Dataset excerpt
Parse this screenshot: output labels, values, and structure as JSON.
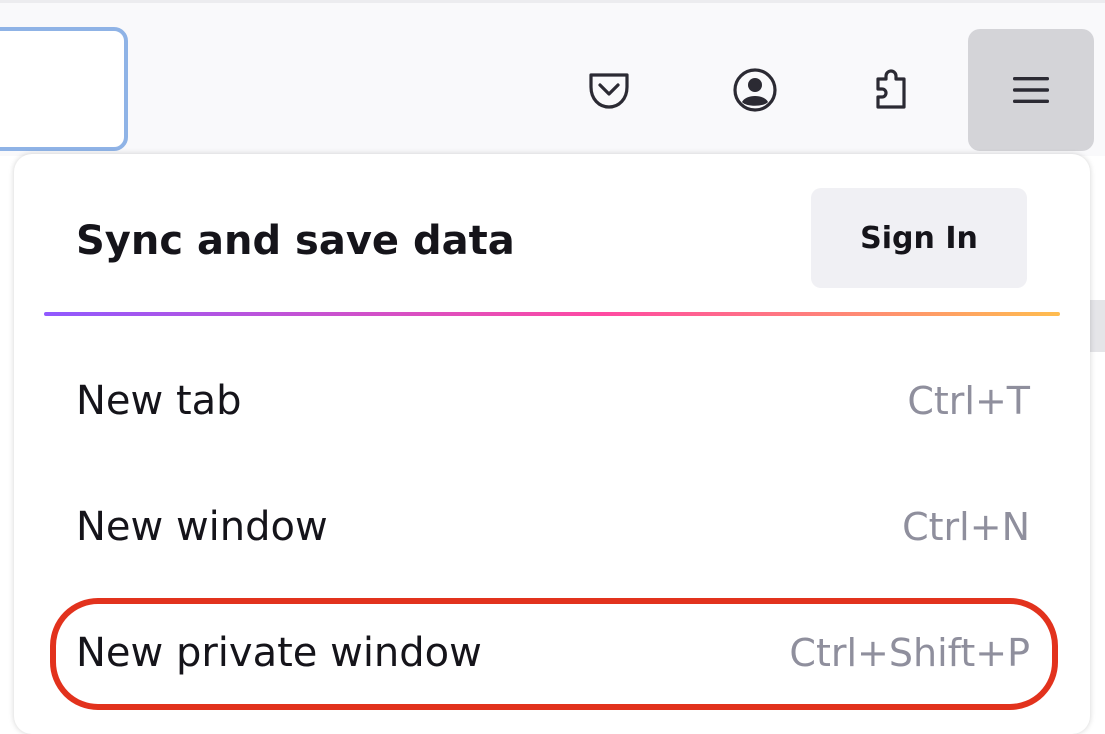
{
  "toolbar": {
    "icons": [
      "pocket-icon",
      "account-icon",
      "extensions-icon",
      "hamburger-menu-icon"
    ]
  },
  "menu": {
    "sync_title": "Sync and save data",
    "sign_in_label": "Sign In",
    "items": [
      {
        "label": "New tab",
        "shortcut": "Ctrl+T"
      },
      {
        "label": "New window",
        "shortcut": "Ctrl+N"
      },
      {
        "label": "New private window",
        "shortcut": "Ctrl+Shift+P"
      }
    ]
  },
  "colors": {
    "highlight_ring": "#e2321d",
    "separator_gradient": [
      "#9059ff",
      "#ff4aa2",
      "#ffbd4f"
    ],
    "menu_button_active": "#d4d4d8"
  }
}
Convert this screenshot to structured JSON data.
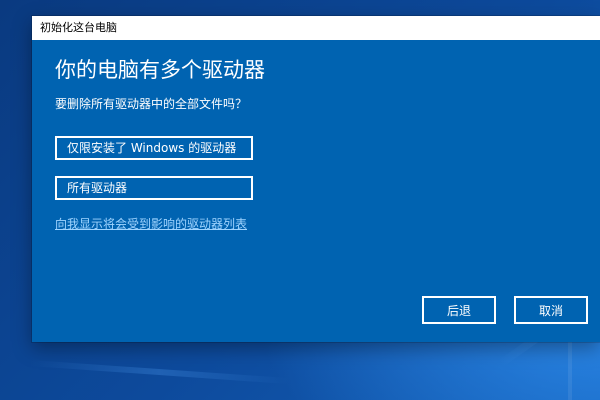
{
  "window": {
    "title": "初始化这台电脑"
  },
  "dialog": {
    "heading": "你的电脑有多个驱动器",
    "question": "要删除所有驱动器中的全部文件吗？",
    "options": [
      {
        "label": "仅限安装了 Windows 的驱动器"
      },
      {
        "label": "所有驱动器"
      }
    ],
    "link_text": "向我显示将会受到影响的驱动器列表",
    "back_label": "后退",
    "cancel_label": "取消"
  },
  "colors": {
    "dialog_background": "#0063b1",
    "titlebar_background": "#ffffff",
    "link_color": "#9fd4ff",
    "text_color": "#ffffff"
  }
}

» Instructions to follow:
Output the line containing "Convert this screenshot" along with every line after it to the end of the material, exactly as written, but without pictures.

» Exercise answer:
Convert this screenshot to structured JSON data.
{
  "window": {
    "title": "初始化这台电脑"
  },
  "dialog": {
    "heading": "你的电脑有多个驱动器",
    "question": "要删除所有驱动器中的全部文件吗？",
    "options": [
      {
        "label": "仅限安装了 Windows 的驱动器"
      },
      {
        "label": "所有驱动器"
      }
    ],
    "link_text": "向我显示将会受到影响的驱动器列表",
    "back_label": "后退",
    "cancel_label": "取消"
  },
  "colors": {
    "dialog_background": "#0063b1",
    "titlebar_background": "#ffffff",
    "link_color": "#9fd4ff",
    "text_color": "#ffffff"
  }
}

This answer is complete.